* Dataset content

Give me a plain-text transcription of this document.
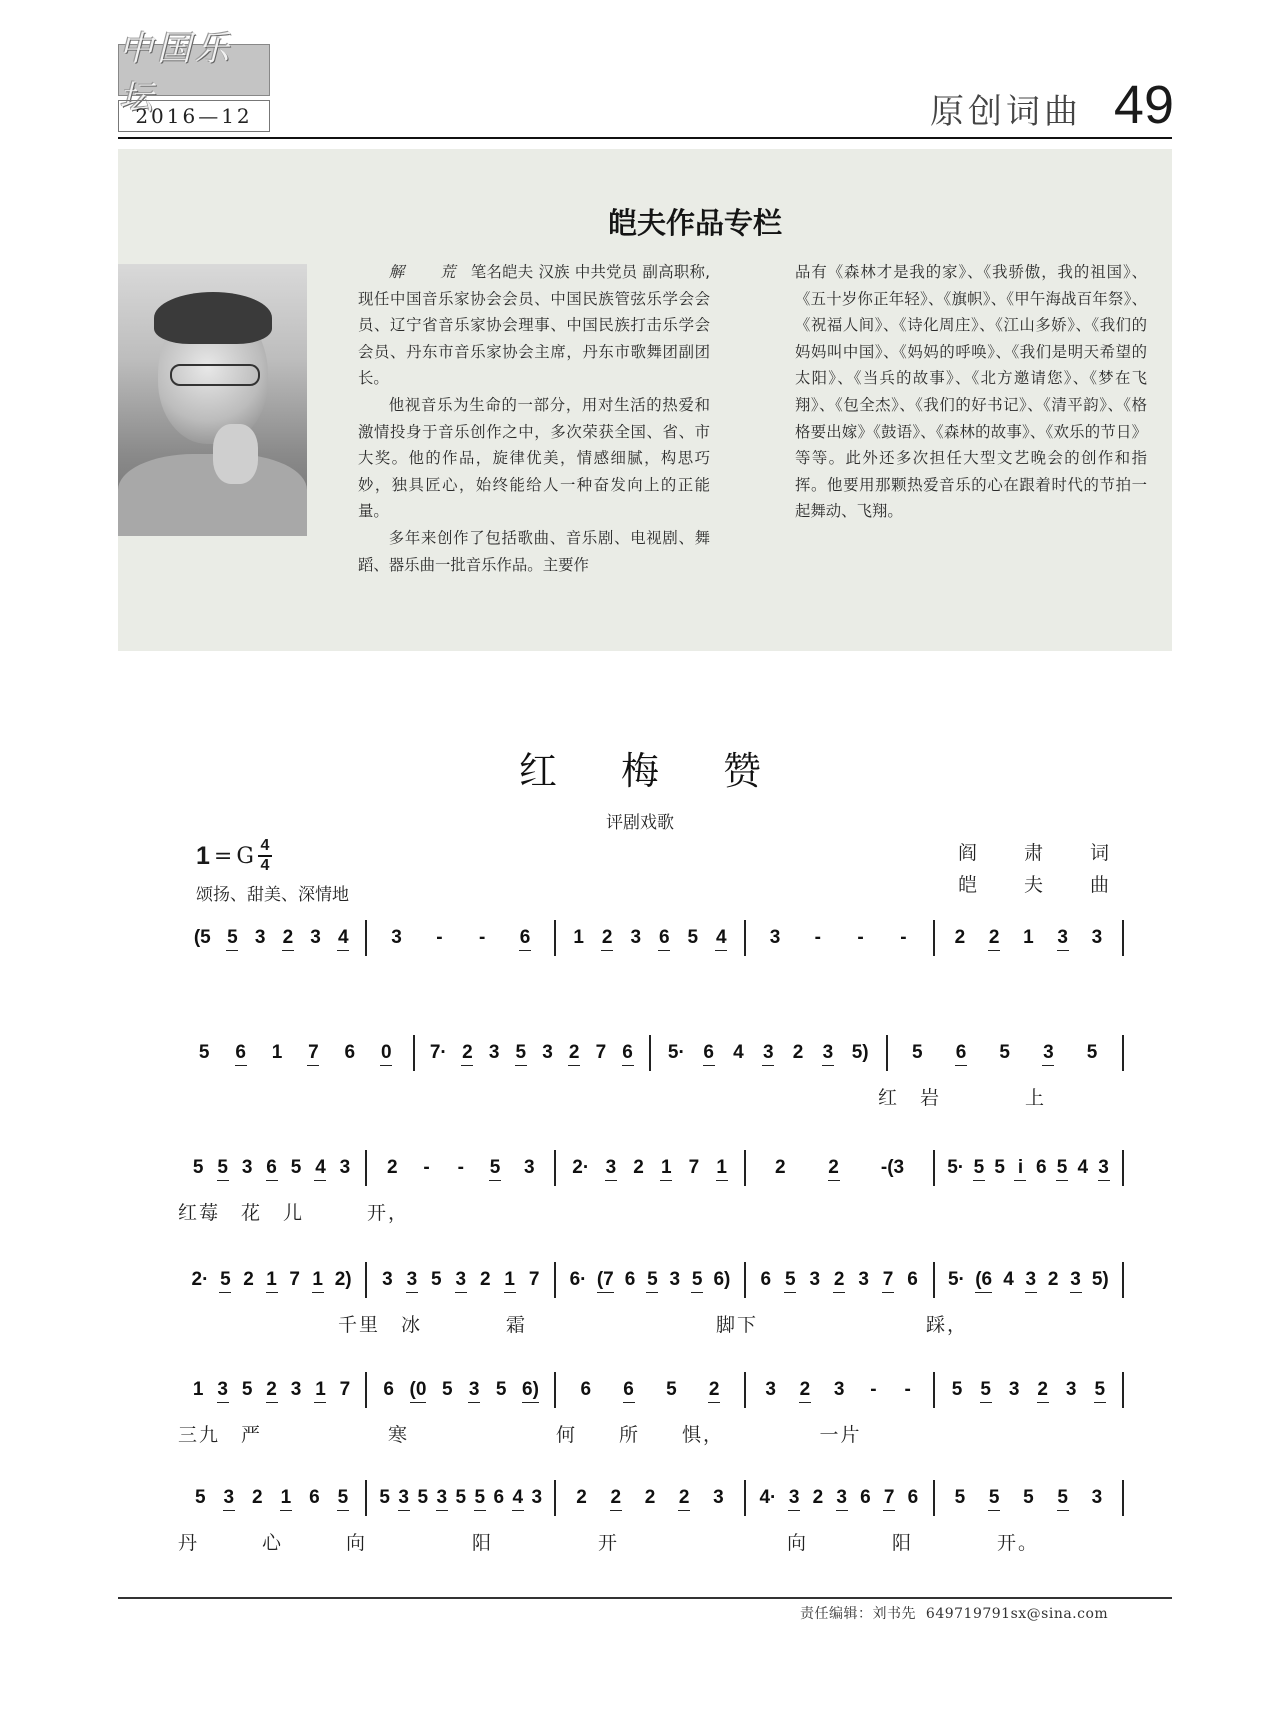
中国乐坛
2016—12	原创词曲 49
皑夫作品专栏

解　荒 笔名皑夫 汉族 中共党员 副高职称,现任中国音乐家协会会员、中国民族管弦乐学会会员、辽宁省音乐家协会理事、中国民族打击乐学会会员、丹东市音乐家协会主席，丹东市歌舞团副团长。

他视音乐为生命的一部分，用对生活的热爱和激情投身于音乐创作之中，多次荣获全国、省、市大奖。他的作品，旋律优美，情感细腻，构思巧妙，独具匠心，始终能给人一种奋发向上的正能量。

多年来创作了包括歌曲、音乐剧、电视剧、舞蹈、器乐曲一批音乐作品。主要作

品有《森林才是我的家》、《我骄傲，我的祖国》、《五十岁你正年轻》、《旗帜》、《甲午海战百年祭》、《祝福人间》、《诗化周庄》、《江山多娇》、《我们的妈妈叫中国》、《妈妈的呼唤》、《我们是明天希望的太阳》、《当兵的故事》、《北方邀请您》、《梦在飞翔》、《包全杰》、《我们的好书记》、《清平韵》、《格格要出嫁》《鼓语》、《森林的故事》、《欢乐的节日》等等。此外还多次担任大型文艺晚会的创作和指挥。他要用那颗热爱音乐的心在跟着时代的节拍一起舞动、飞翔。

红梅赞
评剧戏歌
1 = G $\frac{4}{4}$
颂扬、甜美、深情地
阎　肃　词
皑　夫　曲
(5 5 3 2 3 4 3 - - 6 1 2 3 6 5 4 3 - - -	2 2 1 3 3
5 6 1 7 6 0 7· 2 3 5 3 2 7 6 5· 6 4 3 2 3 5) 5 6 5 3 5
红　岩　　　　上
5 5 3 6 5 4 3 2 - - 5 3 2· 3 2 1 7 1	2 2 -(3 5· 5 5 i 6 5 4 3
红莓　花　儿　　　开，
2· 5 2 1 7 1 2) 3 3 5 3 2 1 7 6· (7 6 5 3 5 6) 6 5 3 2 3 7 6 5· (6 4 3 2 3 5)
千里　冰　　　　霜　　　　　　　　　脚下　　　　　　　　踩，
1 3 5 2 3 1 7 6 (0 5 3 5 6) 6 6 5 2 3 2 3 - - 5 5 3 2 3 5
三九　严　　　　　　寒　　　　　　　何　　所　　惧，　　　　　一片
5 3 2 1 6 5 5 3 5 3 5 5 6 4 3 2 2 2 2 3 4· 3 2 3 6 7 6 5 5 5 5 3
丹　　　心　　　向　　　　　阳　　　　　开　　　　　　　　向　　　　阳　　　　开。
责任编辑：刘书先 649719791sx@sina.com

--

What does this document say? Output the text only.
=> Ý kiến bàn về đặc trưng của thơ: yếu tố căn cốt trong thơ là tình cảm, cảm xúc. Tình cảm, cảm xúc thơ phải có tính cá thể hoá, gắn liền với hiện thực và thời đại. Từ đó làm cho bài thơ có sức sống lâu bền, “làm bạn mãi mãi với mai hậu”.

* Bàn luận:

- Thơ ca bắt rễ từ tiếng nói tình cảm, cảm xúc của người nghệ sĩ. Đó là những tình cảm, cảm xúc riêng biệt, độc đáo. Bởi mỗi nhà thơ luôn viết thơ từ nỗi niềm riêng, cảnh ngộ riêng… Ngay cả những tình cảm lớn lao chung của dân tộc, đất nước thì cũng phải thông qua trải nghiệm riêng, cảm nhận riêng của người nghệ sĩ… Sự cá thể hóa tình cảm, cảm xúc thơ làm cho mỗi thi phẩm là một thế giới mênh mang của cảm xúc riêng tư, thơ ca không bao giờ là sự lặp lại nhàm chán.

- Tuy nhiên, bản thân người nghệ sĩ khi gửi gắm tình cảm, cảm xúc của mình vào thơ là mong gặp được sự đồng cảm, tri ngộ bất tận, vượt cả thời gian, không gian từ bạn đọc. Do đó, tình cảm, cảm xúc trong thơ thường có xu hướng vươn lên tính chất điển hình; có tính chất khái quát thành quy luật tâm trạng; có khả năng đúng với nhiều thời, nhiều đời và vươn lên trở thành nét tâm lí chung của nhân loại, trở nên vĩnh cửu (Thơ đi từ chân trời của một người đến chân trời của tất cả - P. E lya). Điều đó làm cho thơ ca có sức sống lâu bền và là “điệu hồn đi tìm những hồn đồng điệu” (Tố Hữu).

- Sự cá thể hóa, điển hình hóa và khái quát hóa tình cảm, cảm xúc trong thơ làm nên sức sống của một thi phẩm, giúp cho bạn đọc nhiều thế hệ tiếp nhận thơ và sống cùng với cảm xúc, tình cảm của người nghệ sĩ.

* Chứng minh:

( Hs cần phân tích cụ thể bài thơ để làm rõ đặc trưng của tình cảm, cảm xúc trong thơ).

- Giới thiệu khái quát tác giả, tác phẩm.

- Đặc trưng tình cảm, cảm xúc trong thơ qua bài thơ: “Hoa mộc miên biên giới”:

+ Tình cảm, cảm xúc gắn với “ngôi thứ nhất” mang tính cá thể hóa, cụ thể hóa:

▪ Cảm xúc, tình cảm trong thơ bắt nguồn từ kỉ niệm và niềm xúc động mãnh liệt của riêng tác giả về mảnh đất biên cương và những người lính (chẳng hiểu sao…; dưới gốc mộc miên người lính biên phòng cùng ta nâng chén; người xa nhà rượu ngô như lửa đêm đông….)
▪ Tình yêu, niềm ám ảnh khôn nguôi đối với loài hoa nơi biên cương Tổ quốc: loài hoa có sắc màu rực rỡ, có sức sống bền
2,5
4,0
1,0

* Exercise directions
Track down all lines above with the string "this" and copy them.

* Worked solution
Give me a plain-text transcription of this document.
What does this document say? Output the text only.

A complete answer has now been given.